=== TASK TO COMPLETE ===
Extract all data as written.

=== DATA FOR THE TASK ===
>> start
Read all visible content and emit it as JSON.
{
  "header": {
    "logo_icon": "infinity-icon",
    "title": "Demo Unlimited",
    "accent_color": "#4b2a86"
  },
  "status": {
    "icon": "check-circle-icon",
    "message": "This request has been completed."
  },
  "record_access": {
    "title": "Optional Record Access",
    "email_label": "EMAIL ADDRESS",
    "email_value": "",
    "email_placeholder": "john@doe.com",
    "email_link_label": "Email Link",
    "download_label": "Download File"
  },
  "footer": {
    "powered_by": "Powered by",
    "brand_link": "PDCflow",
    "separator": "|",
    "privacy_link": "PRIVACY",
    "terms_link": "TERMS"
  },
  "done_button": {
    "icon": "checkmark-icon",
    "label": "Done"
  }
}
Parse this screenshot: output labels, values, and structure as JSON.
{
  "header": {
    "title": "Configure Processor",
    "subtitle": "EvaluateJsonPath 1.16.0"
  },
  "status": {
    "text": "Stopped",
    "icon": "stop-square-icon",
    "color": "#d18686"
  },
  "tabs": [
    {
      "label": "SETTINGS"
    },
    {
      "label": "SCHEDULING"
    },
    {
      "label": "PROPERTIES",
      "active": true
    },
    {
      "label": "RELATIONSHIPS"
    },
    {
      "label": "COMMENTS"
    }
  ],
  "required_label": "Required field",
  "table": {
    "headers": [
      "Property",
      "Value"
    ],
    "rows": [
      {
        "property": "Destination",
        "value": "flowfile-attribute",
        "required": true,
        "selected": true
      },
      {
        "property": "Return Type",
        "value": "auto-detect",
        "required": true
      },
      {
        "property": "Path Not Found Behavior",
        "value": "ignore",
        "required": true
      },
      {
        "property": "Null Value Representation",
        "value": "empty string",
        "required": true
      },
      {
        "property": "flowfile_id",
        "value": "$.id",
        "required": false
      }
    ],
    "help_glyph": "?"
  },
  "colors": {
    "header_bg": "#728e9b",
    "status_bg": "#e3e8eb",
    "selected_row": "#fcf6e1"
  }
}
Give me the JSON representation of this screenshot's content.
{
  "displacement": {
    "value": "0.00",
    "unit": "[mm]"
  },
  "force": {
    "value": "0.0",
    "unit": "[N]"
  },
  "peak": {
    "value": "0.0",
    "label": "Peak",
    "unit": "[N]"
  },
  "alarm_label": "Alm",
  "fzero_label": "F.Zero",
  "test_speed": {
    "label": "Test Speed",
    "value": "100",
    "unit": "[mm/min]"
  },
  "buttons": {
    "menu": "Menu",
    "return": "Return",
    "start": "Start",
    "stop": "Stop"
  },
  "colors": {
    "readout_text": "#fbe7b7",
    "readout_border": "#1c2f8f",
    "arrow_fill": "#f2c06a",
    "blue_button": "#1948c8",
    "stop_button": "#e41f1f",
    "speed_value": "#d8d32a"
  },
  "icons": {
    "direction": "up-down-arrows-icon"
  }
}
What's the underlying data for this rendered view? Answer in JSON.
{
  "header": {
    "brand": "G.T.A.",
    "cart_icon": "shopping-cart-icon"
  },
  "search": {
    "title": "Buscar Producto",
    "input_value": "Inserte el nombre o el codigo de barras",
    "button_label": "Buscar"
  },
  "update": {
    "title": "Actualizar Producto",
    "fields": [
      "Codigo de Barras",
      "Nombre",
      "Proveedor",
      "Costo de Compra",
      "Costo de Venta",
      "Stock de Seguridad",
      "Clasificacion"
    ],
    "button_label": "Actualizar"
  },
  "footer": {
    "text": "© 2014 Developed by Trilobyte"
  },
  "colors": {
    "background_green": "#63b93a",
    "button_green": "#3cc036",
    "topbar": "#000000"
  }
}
>> end
=== FULL ANSWER ===
Read all visible content and emit it as JSON.
{
  "header": {
    "logo_icon": "infinity-icon",
    "title": "Demo Unlimited",
    "accent_color": "#4b2a86"
  },
  "status": {
    "icon": "check-circle-icon",
    "message": "This request has been completed."
  },
  "record_access": {
    "title": "Optional Record Access",
    "email_label": "EMAIL ADDRESS",
    "email_value": "",
    "email_placeholder": "john@doe.com",
    "email_link_label": "Email Link",
    "download_label": "Download File"
  },
  "footer": {
    "powered_by": "Powered by",
    "brand_link": "PDCflow",
    "separator": "|",
    "privacy_link": "PRIVACY",
    "terms_link": "TERMS"
  },
  "done_button": {
    "icon": "checkmark-icon",
    "label": "Done"
  }
}
Parse this screenshot: output labels, values, and structure as JSON.
{
  "header": {
    "title": "Configure Processor",
    "subtitle": "EvaluateJsonPath 1.16.0"
  },
  "status": {
    "text": "Stopped",
    "icon": "stop-square-icon",
    "color": "#d18686"
  },
  "tabs": [
    {
      "label": "SETTINGS"
    },
    {
      "label": "SCHEDULING"
    },
    {
      "label": "PROPERTIES",
      "active": true
    },
    {
      "label": "RELATIONSHIPS"
    },
    {
      "label": "COMMENTS"
    }
  ],
  "required_label": "Required field",
  "table": {
    "headers": [
      "Property",
      "Value"
    ],
    "rows": [
      {
        "property": "Destination",
        "value": "flowfile-attribute",
        "required": true,
        "selected": true
      },
      {
        "property": "Return Type",
        "value": "auto-detect",
        "required": true
      },
      {
        "property": "Path Not Found Behavior",
        "value": "ignore",
        "required": true
      },
      {
        "property": "Null Value Representation",
        "value": "empty string",
        "required": true
      },
      {
        "property": "flowfile_id",
        "value": "$.id",
        "required": false
      }
    ],
    "help_glyph": "?"
  },
  "colors": {
    "header_bg": "#728e9b",
    "status_bg": "#e3e8eb",
    "selected_row": "#fcf6e1"
  }
}
Give me the JSON representation of this screenshot's content.
{
  "displacement": {
    "value": "0.00",
    "unit": "[mm]"
  },
  "force": {
    "value": "0.0",
    "unit": "[N]"
  },
  "peak": {
    "value": "0.0",
    "label": "Peak",
    "unit": "[N]"
  },
  "alarm_label": "Alm",
  "fzero_label": "F.Zero",
  "test_speed": {
    "label": "Test Speed",
    "value": "100",
    "unit": "[mm/min]"
  },
  "buttons": {
    "menu": "Menu",
    "return": "Return",
    "start": "Start",
    "stop": "Stop"
  },
  "colors": {
    "readout_text": "#fbe7b7",
    "readout_border": "#1c2f8f",
    "arrow_fill": "#f2c06a",
    "blue_button": "#1948c8",
    "stop_button": "#e41f1f",
    "speed_value": "#d8d32a"
  },
  "icons": {
    "direction": "up-down-arrows-icon"
  }
}
What's the underlying data for this rendered view? Answer in JSON.
{
  "header": {
    "brand": "G.T.A.",
    "cart_icon": "shopping-cart-icon"
  },
  "search": {
    "title": "Buscar Producto",
    "input_value": "Inserte el nombre o el codigo de barras",
    "button_label": "Buscar"
  },
  "update": {
    "title": "Actualizar Producto",
    "fields": [
      "Codigo de Barras",
      "Nombre",
      "Proveedor",
      "Costo de Compra",
      "Costo de Venta",
      "Stock de Seguridad",
      "Clasificacion"
    ],
    "button_label": "Actualizar"
  },
  "footer": {
    "text": "© 2014 Developed by Trilobyte"
  },
  "colors": {
    "background_green": "#63b93a",
    "button_green": "#3cc036",
    "topbar": "#000000"
  }
}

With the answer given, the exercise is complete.